SELECTED EXCERPT Block Start
I’m already an emotional person and pregnancy has always amplified that side of me. So I let those emotions pour out while it was just me and Denai at home watching Dancing with the Stars and Grey’s Anatomy re-runs. But then, something felt a little different. Although I did not realize it. All the sad and frustrating things could not be escaped. Slowly, I began to lose myself.
I had no energy. My drive to accomplish even mundane tasks was depleted. I didn’t even see a point in getting dressed for the day. So I didn’t. I felt awful. I felt fat and unnattracitve, which of course had an effect on me emotionally and mentally. I performed at the bare minimum for my business, my family and myself. As I’m sure you can imagine, those only added to the frustrated feelings.
I did not talk to anybody even though at times it all felt overwhelming. The only person who was privy to what was going on with me was Denai. She has always had a sense for other’s emotions and already shows deep compassion for people. I did not tell her I felt sad or upset, but she would climb onto the couch and snuggle up right next to me anyways. Calmly. Quietly. And for an energetic two-year old, this was not the norm. In fact, even when I would go to my room and close the door, she would go looking for me just to find me crying. “Oh mom, you will be aright,” she would say while she patted my back. She would ask what was wrong, and I’m no liar, so I told her, “I’m just feeling sad right now.”
And that’s how some of those difficult days went for us. I felt guilty that Denai was, in a sense, my main source of comfort. I wasn’t opening up to anybody about how I was feeling. But then again, I never tried to unload on Denai. I didn’t use her as my therapist or seek her out for attention. For the most part, I couldn’t understand how she knew when I was feeling upset. I think she gets this from her dad. Mr. Sexy seems to always know when I’m not at my best. When I try to hide it, I only become more obvious. So he sits with me, quietly, patiently, while those walls are broken down.
My walls broke down on my birthday.
SELECTED EXCERPT Block End
DATASET RECORDS Block Start
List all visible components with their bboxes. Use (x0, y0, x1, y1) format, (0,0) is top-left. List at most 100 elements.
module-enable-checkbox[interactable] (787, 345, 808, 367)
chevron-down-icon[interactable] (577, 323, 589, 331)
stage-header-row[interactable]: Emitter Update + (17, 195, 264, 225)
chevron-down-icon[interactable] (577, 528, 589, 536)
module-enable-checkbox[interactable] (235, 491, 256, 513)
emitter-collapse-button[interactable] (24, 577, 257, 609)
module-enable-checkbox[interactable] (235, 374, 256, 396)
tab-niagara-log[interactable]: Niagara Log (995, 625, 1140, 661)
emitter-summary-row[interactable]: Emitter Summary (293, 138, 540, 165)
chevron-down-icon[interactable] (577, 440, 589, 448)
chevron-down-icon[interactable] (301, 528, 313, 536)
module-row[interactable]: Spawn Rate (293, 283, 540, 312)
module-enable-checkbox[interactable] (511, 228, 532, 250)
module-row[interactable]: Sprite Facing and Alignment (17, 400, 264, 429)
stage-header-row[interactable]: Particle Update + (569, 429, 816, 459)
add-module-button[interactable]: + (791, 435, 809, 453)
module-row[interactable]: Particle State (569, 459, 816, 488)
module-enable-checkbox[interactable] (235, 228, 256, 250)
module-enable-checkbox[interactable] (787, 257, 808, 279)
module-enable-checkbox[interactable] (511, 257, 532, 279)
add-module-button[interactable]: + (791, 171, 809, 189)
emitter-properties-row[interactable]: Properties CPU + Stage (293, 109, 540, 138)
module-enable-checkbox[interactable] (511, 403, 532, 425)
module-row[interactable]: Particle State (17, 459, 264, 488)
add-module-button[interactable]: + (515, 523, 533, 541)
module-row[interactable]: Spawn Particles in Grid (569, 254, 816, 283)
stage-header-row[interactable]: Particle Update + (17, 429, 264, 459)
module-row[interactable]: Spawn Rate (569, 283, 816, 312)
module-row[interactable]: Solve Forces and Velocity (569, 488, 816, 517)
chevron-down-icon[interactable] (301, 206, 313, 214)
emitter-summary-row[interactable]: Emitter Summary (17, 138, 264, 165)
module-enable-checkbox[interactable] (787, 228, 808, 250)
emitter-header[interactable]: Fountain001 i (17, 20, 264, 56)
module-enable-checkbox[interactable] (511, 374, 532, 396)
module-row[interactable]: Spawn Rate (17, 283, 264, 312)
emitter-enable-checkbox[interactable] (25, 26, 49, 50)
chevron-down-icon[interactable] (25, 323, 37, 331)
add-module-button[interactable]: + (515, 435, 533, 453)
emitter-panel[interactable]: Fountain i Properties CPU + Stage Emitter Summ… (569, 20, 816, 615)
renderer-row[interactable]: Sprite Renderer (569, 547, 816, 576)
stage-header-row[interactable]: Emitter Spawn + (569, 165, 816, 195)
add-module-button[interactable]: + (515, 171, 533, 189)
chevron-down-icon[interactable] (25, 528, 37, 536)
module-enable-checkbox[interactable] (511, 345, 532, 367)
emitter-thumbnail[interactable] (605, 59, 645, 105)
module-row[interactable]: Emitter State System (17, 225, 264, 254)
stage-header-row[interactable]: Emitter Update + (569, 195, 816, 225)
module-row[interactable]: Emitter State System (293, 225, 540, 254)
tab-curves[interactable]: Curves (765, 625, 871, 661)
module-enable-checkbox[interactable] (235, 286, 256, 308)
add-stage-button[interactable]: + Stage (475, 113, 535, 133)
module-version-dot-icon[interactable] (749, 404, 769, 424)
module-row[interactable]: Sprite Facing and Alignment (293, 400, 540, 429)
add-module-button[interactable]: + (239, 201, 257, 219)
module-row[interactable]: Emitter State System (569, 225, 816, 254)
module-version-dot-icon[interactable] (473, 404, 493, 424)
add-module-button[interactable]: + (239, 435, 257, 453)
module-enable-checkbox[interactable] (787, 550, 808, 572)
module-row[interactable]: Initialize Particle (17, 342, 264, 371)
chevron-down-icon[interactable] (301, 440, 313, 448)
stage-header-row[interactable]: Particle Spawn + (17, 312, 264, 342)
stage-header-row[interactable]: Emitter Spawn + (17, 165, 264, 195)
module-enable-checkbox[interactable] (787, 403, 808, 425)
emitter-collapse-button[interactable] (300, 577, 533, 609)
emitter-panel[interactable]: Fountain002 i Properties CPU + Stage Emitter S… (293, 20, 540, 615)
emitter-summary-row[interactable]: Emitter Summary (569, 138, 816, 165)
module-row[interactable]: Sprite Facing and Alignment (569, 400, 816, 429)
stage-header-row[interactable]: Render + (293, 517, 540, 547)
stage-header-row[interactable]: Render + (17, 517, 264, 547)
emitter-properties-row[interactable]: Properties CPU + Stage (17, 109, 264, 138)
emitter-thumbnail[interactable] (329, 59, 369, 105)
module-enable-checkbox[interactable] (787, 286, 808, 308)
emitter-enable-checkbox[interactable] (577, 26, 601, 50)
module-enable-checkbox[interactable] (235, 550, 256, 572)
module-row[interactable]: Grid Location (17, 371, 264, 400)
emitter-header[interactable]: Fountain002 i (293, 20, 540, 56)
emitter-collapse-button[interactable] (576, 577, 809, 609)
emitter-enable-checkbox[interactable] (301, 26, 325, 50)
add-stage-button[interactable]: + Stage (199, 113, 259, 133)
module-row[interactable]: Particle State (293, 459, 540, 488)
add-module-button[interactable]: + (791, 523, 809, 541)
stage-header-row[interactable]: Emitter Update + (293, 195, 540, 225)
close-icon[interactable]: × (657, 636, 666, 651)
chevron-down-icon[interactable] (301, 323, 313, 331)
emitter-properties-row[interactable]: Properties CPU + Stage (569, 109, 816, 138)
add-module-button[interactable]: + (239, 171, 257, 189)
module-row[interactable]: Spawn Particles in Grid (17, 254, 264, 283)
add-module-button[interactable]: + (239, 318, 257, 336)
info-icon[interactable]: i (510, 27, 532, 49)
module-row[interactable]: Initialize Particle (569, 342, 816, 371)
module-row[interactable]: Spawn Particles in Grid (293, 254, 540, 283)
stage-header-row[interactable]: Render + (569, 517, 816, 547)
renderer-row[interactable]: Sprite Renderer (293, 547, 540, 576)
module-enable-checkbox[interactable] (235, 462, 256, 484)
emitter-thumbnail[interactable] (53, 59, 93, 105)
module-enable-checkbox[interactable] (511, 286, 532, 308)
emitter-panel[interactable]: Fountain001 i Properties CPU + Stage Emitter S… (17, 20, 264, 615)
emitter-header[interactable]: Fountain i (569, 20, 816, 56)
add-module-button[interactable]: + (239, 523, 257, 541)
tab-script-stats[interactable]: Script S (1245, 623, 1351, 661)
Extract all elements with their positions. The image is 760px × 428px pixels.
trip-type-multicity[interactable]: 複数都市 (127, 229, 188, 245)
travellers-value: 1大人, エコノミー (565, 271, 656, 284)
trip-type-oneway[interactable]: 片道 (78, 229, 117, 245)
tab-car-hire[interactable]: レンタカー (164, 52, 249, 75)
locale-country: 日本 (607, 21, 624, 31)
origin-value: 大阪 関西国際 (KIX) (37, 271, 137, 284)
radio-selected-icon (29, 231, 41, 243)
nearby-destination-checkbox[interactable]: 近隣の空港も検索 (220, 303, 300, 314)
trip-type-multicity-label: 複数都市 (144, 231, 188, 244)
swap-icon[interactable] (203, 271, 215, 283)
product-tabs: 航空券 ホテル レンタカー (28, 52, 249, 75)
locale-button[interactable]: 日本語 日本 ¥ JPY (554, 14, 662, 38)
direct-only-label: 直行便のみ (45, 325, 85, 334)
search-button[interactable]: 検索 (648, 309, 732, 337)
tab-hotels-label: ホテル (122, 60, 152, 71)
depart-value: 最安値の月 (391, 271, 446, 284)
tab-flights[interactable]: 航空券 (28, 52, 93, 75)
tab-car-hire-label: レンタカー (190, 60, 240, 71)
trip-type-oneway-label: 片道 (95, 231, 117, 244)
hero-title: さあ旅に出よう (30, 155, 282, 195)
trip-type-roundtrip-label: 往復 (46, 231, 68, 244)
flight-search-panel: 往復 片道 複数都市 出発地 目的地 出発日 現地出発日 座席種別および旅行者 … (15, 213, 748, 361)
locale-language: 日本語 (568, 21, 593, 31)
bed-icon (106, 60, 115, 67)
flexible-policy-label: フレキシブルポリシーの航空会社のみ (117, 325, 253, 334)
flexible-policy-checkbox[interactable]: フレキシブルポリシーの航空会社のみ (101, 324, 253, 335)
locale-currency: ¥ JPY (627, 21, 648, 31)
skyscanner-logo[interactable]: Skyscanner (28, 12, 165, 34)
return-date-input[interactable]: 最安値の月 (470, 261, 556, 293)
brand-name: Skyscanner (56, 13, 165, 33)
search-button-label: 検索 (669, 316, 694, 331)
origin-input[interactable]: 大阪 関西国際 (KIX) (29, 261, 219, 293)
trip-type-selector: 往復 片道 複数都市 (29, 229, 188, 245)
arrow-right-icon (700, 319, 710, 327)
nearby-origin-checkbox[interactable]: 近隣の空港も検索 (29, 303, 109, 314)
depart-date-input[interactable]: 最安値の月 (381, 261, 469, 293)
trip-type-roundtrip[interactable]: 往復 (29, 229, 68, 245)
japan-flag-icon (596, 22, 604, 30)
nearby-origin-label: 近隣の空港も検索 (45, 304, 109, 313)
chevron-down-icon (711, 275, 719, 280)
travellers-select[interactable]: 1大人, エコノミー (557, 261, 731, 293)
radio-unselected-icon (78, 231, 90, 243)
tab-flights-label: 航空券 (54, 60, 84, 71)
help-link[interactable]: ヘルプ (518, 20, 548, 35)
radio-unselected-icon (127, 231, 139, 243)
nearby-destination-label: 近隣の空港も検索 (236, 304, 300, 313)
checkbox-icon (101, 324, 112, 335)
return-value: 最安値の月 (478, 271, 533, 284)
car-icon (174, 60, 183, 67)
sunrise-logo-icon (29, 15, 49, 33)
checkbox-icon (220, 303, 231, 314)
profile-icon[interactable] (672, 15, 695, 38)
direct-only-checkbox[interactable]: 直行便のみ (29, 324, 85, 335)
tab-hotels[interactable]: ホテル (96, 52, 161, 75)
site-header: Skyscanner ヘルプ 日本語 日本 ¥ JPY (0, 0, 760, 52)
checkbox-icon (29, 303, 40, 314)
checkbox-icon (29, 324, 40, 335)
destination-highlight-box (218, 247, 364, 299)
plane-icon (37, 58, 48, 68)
DATASET RECORDS Block End
▸ **QUESTIONS**:
**A.** In the account of pregnancy and sadness, the narrator says they performed at the bare minimum for certain things. List all of them.
**B.** Answer each question from the account of pregnancy and sadness, one line per answer, marked the same way:
(i) Which two shows were the narrator and Denai watching at home?
(ii) How old is Denai?
(iii) On what day did the narrator's walls break down?
**C.** Pick up the account of pregnancy and sadness from where it stops, and keep writing in the same first-person voice.
None of the listing is needed for the work on the account of pregnancy and sadness.

▸ **EXERCISE RESPONSES**:
**A.**
- business
- family
- self

**B.**
(i) Dancing with the Stars and Grey's Anatomy re-runs
(ii) Two years old
(iii) The narrator's birthday

**C.**
My birthday is December 22. Typically Mr. Sexy is able to turn my birthday into the big hoopla of a party that I love. But this year, with his injury, things were different. I received gifts, of course, plus a Birthday Dinner. But as for my birthday itself, well, I spent much of the day crying and feeling lonely. The previous few weeks had been been wearing me down and almost daily I was begging Mr. Sexy to come home from work early. Or to not go at all. Why? I didn’t even know how to work the answer into words. It felt silly to say, “Please come home from work and sit with me because I’m feeling sad.” Or better yet, “Please don’t go to work today so you can sit with me because I’m feeling sad.” It got to a point where I think he was becoming angry with me for asking him to do the impossible – come home from work and stay home just to be with me. If he wasn’t becoming angry, he was definitely frustrated. I understand that. I knew how much he wanted to do what I asked of him, and I knew how much he also needed to keep his job.
So I kept all my big emotions quiet, hoping they would work themselves out. I didn’t want to add to Mr. Sexy’s stress. As he was still seeing doctors to figure out what went wrong in his back (before they figured out it was his neck), the daily, intense pain only added to the stresses of his job and the stresses of family life. He didn’t need a sad wife sitting at home begging him to leave work just to sit with her on the couch. Because that’s all I wanted from him.
And in the end, that is exactly what I got. And so much more.